## START DATASET RECORDS

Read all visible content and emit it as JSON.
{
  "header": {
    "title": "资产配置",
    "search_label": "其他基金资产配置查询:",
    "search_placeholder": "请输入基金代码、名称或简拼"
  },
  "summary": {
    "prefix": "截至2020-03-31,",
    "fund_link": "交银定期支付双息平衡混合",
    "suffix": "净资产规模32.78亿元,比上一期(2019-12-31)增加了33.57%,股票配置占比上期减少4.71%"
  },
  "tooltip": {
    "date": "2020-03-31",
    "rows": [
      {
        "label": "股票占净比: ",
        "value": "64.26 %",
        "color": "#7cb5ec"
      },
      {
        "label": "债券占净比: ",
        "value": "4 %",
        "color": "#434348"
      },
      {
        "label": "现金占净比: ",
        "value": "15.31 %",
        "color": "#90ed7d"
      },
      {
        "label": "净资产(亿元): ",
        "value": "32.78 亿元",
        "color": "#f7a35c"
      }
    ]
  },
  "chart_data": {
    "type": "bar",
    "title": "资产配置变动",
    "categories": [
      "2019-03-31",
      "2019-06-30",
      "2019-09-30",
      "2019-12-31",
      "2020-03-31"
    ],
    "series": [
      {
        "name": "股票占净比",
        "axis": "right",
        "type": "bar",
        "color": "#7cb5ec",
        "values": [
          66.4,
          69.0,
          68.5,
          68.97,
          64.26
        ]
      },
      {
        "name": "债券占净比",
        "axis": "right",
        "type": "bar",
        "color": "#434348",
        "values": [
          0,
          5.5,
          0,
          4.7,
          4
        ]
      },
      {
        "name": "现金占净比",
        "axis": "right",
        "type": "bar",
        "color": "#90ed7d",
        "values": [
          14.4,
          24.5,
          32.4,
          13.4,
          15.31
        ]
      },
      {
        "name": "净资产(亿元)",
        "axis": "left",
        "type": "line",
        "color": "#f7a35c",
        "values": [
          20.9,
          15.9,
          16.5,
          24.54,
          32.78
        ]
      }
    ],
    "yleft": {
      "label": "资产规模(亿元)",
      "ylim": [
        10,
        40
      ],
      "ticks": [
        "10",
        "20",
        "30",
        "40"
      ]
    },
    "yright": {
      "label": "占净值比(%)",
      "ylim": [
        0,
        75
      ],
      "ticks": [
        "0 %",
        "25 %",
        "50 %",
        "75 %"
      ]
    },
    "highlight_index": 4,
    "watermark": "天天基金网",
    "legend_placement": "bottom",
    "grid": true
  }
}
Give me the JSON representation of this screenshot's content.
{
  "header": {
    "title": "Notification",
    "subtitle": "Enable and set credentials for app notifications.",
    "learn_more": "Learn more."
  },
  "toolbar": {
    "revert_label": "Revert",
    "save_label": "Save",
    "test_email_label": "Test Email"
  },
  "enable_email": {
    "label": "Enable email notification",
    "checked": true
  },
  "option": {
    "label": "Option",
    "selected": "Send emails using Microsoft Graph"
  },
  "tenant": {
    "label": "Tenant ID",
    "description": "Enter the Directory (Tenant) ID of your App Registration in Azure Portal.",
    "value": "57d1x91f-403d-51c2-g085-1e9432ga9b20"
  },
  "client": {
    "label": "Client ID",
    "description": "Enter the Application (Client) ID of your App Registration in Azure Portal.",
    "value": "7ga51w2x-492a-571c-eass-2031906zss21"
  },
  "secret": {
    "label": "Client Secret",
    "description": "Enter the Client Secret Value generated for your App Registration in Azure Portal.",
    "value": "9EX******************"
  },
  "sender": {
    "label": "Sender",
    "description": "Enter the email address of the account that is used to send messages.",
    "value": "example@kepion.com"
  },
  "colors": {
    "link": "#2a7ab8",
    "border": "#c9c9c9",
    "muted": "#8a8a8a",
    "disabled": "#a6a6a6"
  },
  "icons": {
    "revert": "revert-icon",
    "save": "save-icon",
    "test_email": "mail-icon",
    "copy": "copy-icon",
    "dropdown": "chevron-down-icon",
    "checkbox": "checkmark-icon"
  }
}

## END DATASET RECORDS

STATED GOAL:
Collect every line with the string "Registration" from the records, and copy each.

OUTPUT FOR THIS EXERCISE:
    "description": "Enter the Directory (Tenant) ID of your App Registration in Azure Portal.",
    "description": "Enter the Application (Client) ID of your App Registration in Azure Portal.",
    "description": "Enter the Client Secret Value generated for your App Registration in Azure Portal.",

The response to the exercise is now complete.